[STATED PROBLEM]:
Copy out the listing in full, exactly as written, but not its pictures.

[RECORDS PROVIDED]:
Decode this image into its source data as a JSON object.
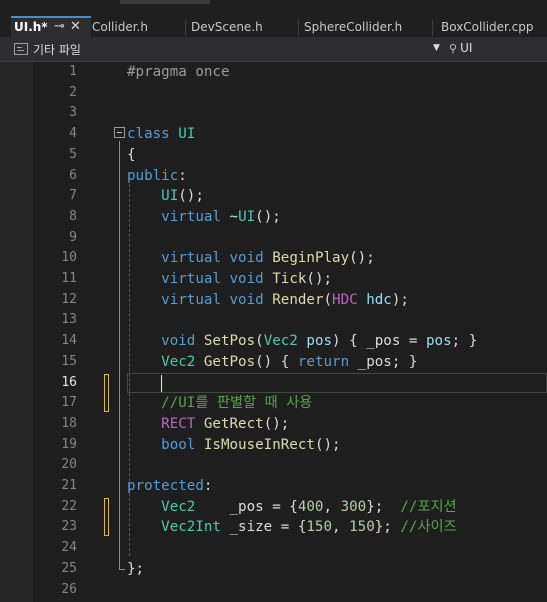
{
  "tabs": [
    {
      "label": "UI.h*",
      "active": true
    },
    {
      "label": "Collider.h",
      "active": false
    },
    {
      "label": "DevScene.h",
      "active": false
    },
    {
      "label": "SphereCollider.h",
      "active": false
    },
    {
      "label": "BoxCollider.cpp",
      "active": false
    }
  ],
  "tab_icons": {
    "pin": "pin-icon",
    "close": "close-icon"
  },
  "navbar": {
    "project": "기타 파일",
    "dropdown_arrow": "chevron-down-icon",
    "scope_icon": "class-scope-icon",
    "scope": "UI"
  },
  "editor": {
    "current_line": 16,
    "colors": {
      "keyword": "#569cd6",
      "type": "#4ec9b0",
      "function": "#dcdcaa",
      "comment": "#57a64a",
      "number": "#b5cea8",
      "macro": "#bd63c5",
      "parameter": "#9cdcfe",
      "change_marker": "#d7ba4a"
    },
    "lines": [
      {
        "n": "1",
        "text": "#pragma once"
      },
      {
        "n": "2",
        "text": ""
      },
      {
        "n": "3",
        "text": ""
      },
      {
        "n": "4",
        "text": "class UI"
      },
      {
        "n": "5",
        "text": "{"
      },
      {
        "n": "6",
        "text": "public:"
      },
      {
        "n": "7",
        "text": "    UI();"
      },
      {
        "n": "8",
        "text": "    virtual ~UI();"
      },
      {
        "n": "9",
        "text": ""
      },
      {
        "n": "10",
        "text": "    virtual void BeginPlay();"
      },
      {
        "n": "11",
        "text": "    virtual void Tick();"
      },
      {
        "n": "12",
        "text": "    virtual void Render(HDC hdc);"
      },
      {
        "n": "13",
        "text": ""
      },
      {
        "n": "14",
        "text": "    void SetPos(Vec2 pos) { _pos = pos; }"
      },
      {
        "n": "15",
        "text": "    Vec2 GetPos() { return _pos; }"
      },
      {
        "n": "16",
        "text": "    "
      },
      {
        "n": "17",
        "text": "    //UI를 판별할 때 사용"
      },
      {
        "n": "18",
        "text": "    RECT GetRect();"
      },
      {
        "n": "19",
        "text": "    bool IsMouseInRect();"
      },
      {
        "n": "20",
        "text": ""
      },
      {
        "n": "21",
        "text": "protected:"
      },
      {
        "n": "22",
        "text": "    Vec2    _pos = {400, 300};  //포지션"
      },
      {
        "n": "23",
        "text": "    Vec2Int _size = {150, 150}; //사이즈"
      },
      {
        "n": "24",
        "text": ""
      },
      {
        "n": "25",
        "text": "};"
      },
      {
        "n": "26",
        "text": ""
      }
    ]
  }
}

[TASK RESULT]:
Decode this image into its source data as a JSON object.
{
  "tabs": [
    {
      "label": "UI.h*",
      "active": true
    },
    {
      "label": "Collider.h",
      "active": false
    },
    {
      "label": "DevScene.h",
      "active": false
    },
    {
      "label": "SphereCollider.h",
      "active": false
    },
    {
      "label": "BoxCollider.cpp",
      "active": false
    }
  ],
  "tab_icons": {
    "pin": "pin-icon",
    "close": "close-icon"
  },
  "navbar": {
    "project": "기타 파일",
    "dropdown_arrow": "chevron-down-icon",
    "scope_icon": "class-scope-icon",
    "scope": "UI"
  },
  "editor": {
    "current_line": 16,
    "colors": {
      "keyword": "#569cd6",
      "type": "#4ec9b0",
      "function": "#dcdcaa",
      "comment": "#57a64a",
      "number": "#b5cea8",
      "macro": "#bd63c5",
      "parameter": "#9cdcfe",
      "change_marker": "#d7ba4a"
    },
    "lines": [
      {
        "n": "1",
        "text": "#pragma once"
      },
      {
        "n": "2",
        "text": ""
      },
      {
        "n": "3",
        "text": ""
      },
      {
        "n": "4",
        "text": "class UI"
      },
      {
        "n": "5",
        "text": "{"
      },
      {
        "n": "6",
        "text": "public:"
      },
      {
        "n": "7",
        "text": "    UI();"
      },
      {
        "n": "8",
        "text": "    virtual ~UI();"
      },
      {
        "n": "9",
        "text": ""
      },
      {
        "n": "10",
        "text": "    virtual void BeginPlay();"
      },
      {
        "n": "11",
        "text": "    virtual void Tick();"
      },
      {
        "n": "12",
        "text": "    virtual void Render(HDC hdc);"
      },
      {
        "n": "13",
        "text": ""
      },
      {
        "n": "14",
        "text": "    void SetPos(Vec2 pos) { _pos = pos; }"
      },
      {
        "n": "15",
        "text": "    Vec2 GetPos() { return _pos; }"
      },
      {
        "n": "16",
        "text": "    "
      },
      {
        "n": "17",
        "text": "    //UI를 판별할 때 사용"
      },
      {
        "n": "18",
        "text": "    RECT GetRect();"
      },
      {
        "n": "19",
        "text": "    bool IsMouseInRect();"
      },
      {
        "n": "20",
        "text": ""
      },
      {
        "n": "21",
        "text": "protected:"
      },
      {
        "n": "22",
        "text": "    Vec2    _pos = {400, 300};  //포지션"
      },
      {
        "n": "23",
        "text": "    Vec2Int _size = {150, 150}; //사이즈"
      },
      {
        "n": "24",
        "text": ""
      },
      {
        "n": "25",
        "text": "};"
      },
      {
        "n": "26",
        "text": ""
      }
    ]
  }
}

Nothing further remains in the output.